| Working data |
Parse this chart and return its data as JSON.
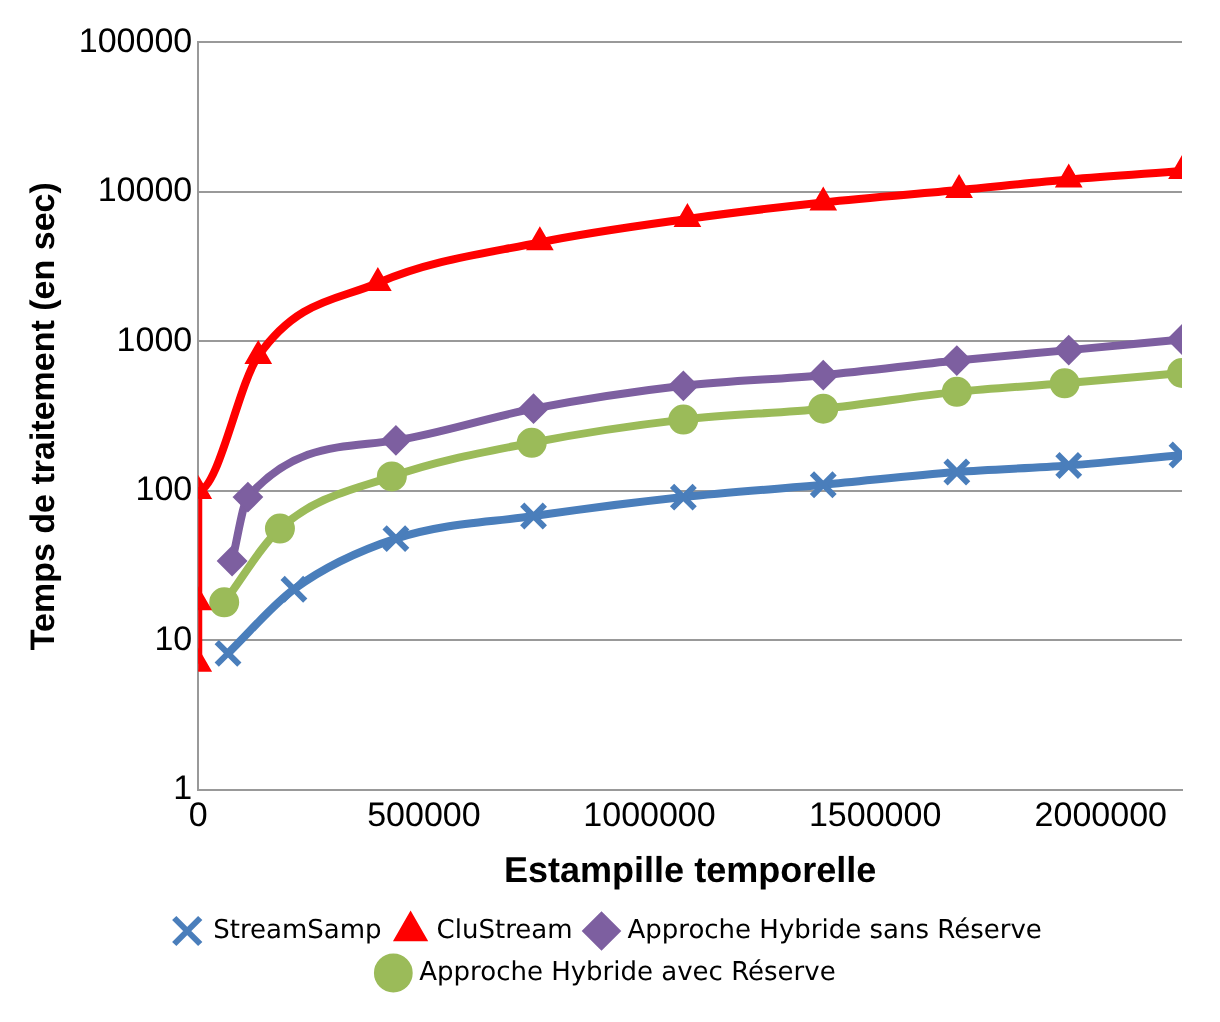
{
  "chart_data": {
    "type": "line",
    "xlabel": "Estampille temporelle",
    "ylabel": "Temps de traitement (en sec)",
    "log": "y",
    "grid": "y",
    "legend": "bottom",
    "line_style": "solid",
    "xlim": [
      0,
      2180000
    ],
    "xticks": [
      0,
      500000,
      1000000,
      1500000,
      2000000
    ],
    "ylim": [
      1,
      100000
    ],
    "yticks": [
      1,
      10,
      100,
      1000,
      10000,
      100000
    ],
    "series": [
      {
        "name": "StreamSamp",
        "color": "#4a7ebb",
        "marker": "cross",
        "x": [
          66000,
          212000,
          438000,
          743000,
          1075000,
          1385000,
          1681000,
          1929000,
          2180000
        ],
        "values": [
          8.2,
          22,
          48,
          68,
          91,
          110,
          134,
          148,
          174
        ]
      },
      {
        "name": "CluStream",
        "color": "#ff0000",
        "marker": "triangle",
        "x": [
          0,
          0,
          0,
          133000,
          398000,
          757000,
          1084000,
          1385000,
          1686000,
          1929000,
          2180000
        ],
        "values": [
          7,
          18,
          100,
          800,
          2460,
          4600,
          6600,
          8500,
          10300,
          12100,
          13800
        ]
      },
      {
        "name": "Approche Hybride sans Réserve",
        "color": "#7d5fa0",
        "marker": "diamond",
        "x": [
          75000,
          110000,
          438000,
          743000,
          1075000,
          1385000,
          1681000,
          1929000,
          2180000
        ],
        "values": [
          34,
          91,
          218,
          355,
          505,
          595,
          745,
          875,
          1030
        ]
      },
      {
        "name": "Approche Hybride avec Réserve",
        "color": "#9bbb59",
        "marker": "circle",
        "x": [
          57500,
          181000,
          429000,
          739000,
          1075000,
          1385000,
          1681000,
          1920000,
          2180000
        ],
        "values": [
          18,
          56,
          125,
          210,
          300,
          355,
          460,
          525,
          615
        ]
      }
    ]
  }
}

| Problem |
The records above need to be given again exactly. Omit the pictures.

| Written solution |
Parse this chart and return its data as JSON.
{
  "chart_data": {
    "type": "line",
    "xlabel": "Estampille temporelle",
    "ylabel": "Temps de traitement (en sec)",
    "log": "y",
    "grid": "y",
    "legend": "bottom",
    "line_style": "solid",
    "xlim": [
      0,
      2180000
    ],
    "xticks": [
      0,
      500000,
      1000000,
      1500000,
      2000000
    ],
    "ylim": [
      1,
      100000
    ],
    "yticks": [
      1,
      10,
      100,
      1000,
      10000,
      100000
    ],
    "series": [
      {
        "name": "StreamSamp",
        "color": "#4a7ebb",
        "marker": "cross",
        "x": [
          66000,
          212000,
          438000,
          743000,
          1075000,
          1385000,
          1681000,
          1929000,
          2180000
        ],
        "values": [
          8.2,
          22,
          48,
          68,
          91,
          110,
          134,
          148,
          174
        ]
      },
      {
        "name": "CluStream",
        "color": "#ff0000",
        "marker": "triangle",
        "x": [
          0,
          0,
          0,
          133000,
          398000,
          757000,
          1084000,
          1385000,
          1686000,
          1929000,
          2180000
        ],
        "values": [
          7,
          18,
          100,
          800,
          2460,
          4600,
          6600,
          8500,
          10300,
          12100,
          13800
        ]
      },
      {
        "name": "Approche Hybride sans Réserve",
        "color": "#7d5fa0",
        "marker": "diamond",
        "x": [
          75000,
          110000,
          438000,
          743000,
          1075000,
          1385000,
          1681000,
          1929000,
          2180000
        ],
        "values": [
          34,
          91,
          218,
          355,
          505,
          595,
          745,
          875,
          1030
        ]
      },
      {
        "name": "Approche Hybride avec Réserve",
        "color": "#9bbb59",
        "marker": "circle",
        "x": [
          57500,
          181000,
          429000,
          739000,
          1075000,
          1385000,
          1681000,
          1920000,
          2180000
        ],
        "values": [
          18,
          56,
          125,
          210,
          300,
          355,
          460,
          525,
          615
        ]
      }
    ]
  }
}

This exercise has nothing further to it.